### Work instructions
Transcribe every entry word for word, leaving out all images.

### A block of data
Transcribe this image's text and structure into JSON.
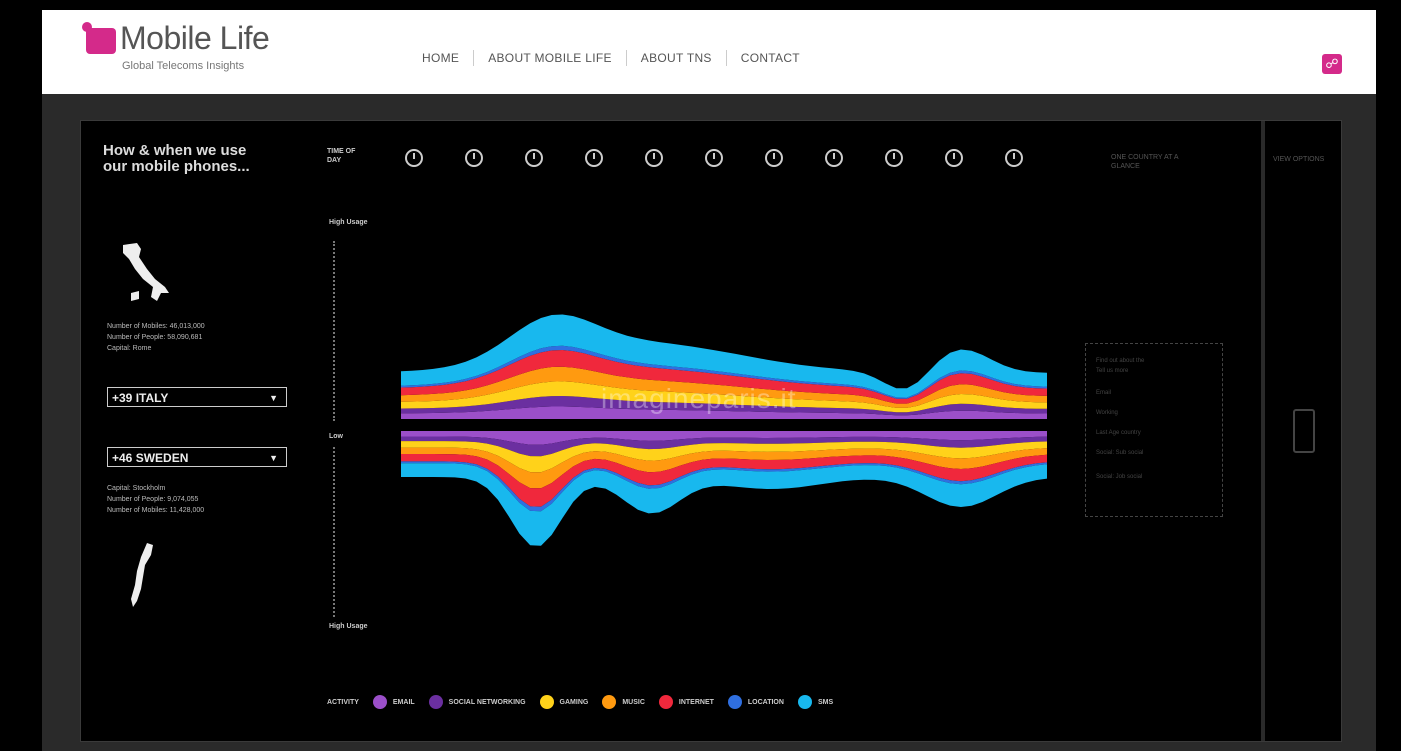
{
  "header": {
    "logo_title": "Mobile Life",
    "logo_subtitle": "Global Telecoms Insights",
    "nav": [
      "HOME",
      "ABOUT MOBILE LIFE",
      "ABOUT TNS",
      "CONTACT"
    ]
  },
  "viz": {
    "heading": "How & when we use our mobile phones...",
    "time_label": "TIME OF DAY",
    "faint_top_label": "ONE COUNTRY AT A GLANCE",
    "phone_label": "VIEW OPTIONS",
    "axis_top": "High Usage",
    "axis_mid": "Low",
    "axis_bottom": "High Usage",
    "country_top": {
      "stats": [
        "Number of Mobiles: 46,013,000",
        "Number of People: 58,090,681",
        "Capital: Rome"
      ],
      "select_value": "+39  ITALY"
    },
    "country_bottom": {
      "select_value": "+46  SWEDEN",
      "stats": [
        "Capital: Stockholm",
        "Number of People: 9,074,055",
        "Number of Mobiles: 11,428,000"
      ]
    },
    "info_box": [
      "Find out about the",
      "Tell us more",
      "Email",
      "Working",
      "Last Age country",
      "Social: Sub social",
      "Social: Job social"
    ],
    "watermark": "imagineparis.it",
    "legend_title": "ACTIVITY",
    "legend": [
      {
        "label": "EMAIL",
        "color": "#9b4fc9"
      },
      {
        "label": "SOCIAL NETWORKING",
        "color": "#6b2fa0"
      },
      {
        "label": "GAMING",
        "color": "#ffd21a"
      },
      {
        "label": "MUSIC",
        "color": "#ff9a10"
      },
      {
        "label": "INTERNET",
        "color": "#f0283c"
      },
      {
        "label": "LOCATION",
        "color": "#2f6fe0"
      },
      {
        "label": "SMS",
        "color": "#18b8ee"
      }
    ]
  }
}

### The reply
Transcribe this image's text and structure into JSON.
{
  "header": {
    "logo_title": "Mobile Life",
    "logo_subtitle": "Global Telecoms Insights",
    "nav": [
      "HOME",
      "ABOUT MOBILE LIFE",
      "ABOUT TNS",
      "CONTACT"
    ]
  },
  "viz": {
    "heading": "How & when we use our mobile phones...",
    "time_label": "TIME OF DAY",
    "faint_top_label": "ONE COUNTRY AT A GLANCE",
    "phone_label": "VIEW OPTIONS",
    "axis_top": "High Usage",
    "axis_mid": "Low",
    "axis_bottom": "High Usage",
    "country_top": {
      "stats": [
        "Number of Mobiles: 46,013,000",
        "Number of People: 58,090,681",
        "Capital: Rome"
      ],
      "select_value": "+39  ITALY"
    },
    "country_bottom": {
      "select_value": "+46  SWEDEN",
      "stats": [
        "Capital: Stockholm",
        "Number of People: 9,074,055",
        "Number of Mobiles: 11,428,000"
      ]
    },
    "info_box": [
      "Find out about the",
      "Tell us more",
      "Email",
      "Working",
      "Last Age country",
      "Social: Sub social",
      "Social: Job social"
    ],
    "watermark": "imagineparis.it",
    "legend_title": "ACTIVITY",
    "legend": [
      {
        "label": "EMAIL",
        "color": "#9b4fc9"
      },
      {
        "label": "SOCIAL NETWORKING",
        "color": "#6b2fa0"
      },
      {
        "label": "GAMING",
        "color": "#ffd21a"
      },
      {
        "label": "MUSIC",
        "color": "#ff9a10"
      },
      {
        "label": "INTERNET",
        "color": "#f0283c"
      },
      {
        "label": "LOCATION",
        "color": "#2f6fe0"
      },
      {
        "label": "SMS",
        "color": "#18b8ee"
      }
    ]
  }
}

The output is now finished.